== DATA SHOWN ==
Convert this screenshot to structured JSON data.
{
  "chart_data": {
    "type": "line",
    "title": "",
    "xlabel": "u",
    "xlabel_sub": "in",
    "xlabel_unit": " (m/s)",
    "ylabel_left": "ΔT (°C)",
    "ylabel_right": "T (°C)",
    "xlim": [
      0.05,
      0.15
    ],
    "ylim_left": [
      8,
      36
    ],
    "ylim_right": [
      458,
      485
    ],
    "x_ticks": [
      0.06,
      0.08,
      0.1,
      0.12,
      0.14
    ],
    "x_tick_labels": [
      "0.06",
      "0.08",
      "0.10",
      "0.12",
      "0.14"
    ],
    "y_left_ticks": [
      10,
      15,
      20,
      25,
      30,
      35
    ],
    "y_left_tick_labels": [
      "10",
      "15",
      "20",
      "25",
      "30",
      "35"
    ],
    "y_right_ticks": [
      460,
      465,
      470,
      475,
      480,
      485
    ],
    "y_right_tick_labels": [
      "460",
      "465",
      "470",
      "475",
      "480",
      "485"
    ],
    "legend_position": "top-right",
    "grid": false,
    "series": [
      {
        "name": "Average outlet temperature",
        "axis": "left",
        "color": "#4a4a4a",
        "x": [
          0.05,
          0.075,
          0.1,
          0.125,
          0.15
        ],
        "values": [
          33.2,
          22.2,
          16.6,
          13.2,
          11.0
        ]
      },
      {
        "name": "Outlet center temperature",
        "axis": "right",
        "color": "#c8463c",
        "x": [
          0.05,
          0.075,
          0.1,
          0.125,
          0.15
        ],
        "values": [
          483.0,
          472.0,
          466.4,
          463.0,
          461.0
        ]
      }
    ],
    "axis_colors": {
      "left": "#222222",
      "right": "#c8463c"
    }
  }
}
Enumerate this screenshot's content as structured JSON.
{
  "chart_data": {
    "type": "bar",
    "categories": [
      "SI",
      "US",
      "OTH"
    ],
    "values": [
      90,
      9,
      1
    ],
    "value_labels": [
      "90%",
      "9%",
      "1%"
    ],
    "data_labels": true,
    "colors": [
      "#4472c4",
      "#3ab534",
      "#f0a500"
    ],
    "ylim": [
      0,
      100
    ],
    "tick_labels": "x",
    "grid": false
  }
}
===
Word for word, quote all of the data above.

Convert this screenshot to structured JSON data.
{
  "chart_data": {
    "type": "line",
    "title": "",
    "xlabel": "u",
    "xlabel_sub": "in",
    "xlabel_unit": " (m/s)",
    "ylabel_left": "ΔT (°C)",
    "ylabel_right": "T (°C)",
    "xlim": [
      0.05,
      0.15
    ],
    "ylim_left": [
      8,
      36
    ],
    "ylim_right": [
      458,
      485
    ],
    "x_ticks": [
      0.06,
      0.08,
      0.1,
      0.12,
      0.14
    ],
    "x_tick_labels": [
      "0.06",
      "0.08",
      "0.10",
      "0.12",
      "0.14"
    ],
    "y_left_ticks": [
      10,
      15,
      20,
      25,
      30,
      35
    ],
    "y_left_tick_labels": [
      "10",
      "15",
      "20",
      "25",
      "30",
      "35"
    ],
    "y_right_ticks": [
      460,
      465,
      470,
      475,
      480,
      485
    ],
    "y_right_tick_labels": [
      "460",
      "465",
      "470",
      "475",
      "480",
      "485"
    ],
    "legend_position": "top-right",
    "grid": false,
    "series": [
      {
        "name": "Average outlet temperature",
        "axis": "left",
        "color": "#4a4a4a",
        "x": [
          0.05,
          0.075,
          0.1,
          0.125,
          0.15
        ],
        "values": [
          33.2,
          22.2,
          16.6,
          13.2,
          11.0
        ]
      },
      {
        "name": "Outlet center temperature",
        "axis": "right",
        "color": "#c8463c",
        "x": [
          0.05,
          0.075,
          0.1,
          0.125,
          0.15
        ],
        "values": [
          483.0,
          472.0,
          466.4,
          463.0,
          461.0
        ]
      }
    ],
    "axis_colors": {
      "left": "#222222",
      "right": "#c8463c"
    }
  }
}
Enumerate this screenshot's content as structured JSON.
{
  "chart_data": {
    "type": "bar",
    "categories": [
      "SI",
      "US",
      "OTH"
    ],
    "values": [
      90,
      9,
      1
    ],
    "value_labels": [
      "90%",
      "9%",
      "1%"
    ],
    "data_labels": true,
    "colors": [
      "#4472c4",
      "#3ab534",
      "#f0a500"
    ],
    "ylim": [
      0,
      100
    ],
    "tick_labels": "x",
    "grid": false
  }
}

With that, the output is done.